_What to do:_
Every line below that includes "under" counts toward the total. Report that total alone.

_Excerpted records:_
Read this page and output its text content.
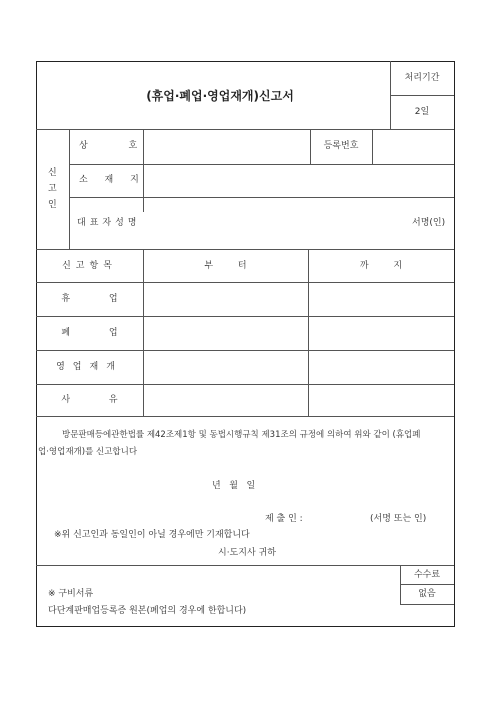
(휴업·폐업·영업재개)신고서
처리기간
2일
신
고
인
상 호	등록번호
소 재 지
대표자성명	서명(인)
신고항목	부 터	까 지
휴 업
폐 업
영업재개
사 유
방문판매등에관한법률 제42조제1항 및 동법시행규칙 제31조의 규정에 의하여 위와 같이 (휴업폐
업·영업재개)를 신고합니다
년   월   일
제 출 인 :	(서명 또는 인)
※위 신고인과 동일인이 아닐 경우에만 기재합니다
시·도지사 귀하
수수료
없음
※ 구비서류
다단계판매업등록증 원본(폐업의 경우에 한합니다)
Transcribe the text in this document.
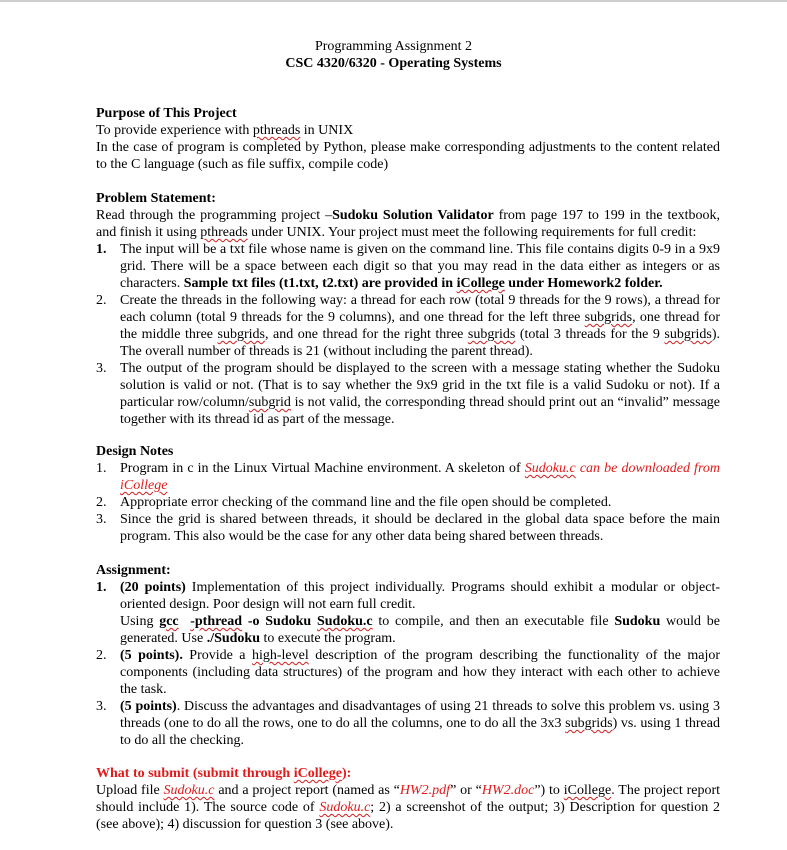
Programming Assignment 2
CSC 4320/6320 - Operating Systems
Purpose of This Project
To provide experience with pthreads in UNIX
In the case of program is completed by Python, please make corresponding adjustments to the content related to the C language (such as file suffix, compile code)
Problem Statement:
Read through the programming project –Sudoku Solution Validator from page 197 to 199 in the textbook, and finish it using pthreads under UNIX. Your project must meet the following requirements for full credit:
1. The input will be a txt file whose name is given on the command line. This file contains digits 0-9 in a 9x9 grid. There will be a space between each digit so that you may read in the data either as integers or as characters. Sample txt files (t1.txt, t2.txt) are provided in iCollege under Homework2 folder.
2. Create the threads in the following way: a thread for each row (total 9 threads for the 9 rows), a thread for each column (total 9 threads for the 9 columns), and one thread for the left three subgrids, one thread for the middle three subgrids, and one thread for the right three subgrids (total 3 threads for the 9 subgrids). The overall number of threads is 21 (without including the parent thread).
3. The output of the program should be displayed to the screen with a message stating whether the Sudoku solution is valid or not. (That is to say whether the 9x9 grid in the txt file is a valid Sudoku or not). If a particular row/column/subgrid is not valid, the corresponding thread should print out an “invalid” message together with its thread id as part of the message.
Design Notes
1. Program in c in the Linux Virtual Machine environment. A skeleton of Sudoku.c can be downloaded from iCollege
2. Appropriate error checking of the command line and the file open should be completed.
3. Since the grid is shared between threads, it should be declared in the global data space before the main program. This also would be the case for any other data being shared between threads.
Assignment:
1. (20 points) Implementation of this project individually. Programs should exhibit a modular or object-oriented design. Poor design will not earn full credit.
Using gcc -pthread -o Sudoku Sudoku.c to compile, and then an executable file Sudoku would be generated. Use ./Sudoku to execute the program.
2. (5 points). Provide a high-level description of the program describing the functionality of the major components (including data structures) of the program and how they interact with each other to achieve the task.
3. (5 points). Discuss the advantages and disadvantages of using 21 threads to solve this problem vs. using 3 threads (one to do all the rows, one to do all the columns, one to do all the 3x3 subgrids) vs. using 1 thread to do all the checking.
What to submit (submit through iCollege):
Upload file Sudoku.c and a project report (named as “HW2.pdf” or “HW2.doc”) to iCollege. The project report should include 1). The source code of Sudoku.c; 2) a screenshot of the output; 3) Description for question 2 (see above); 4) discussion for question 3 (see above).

_Response to this task:_
2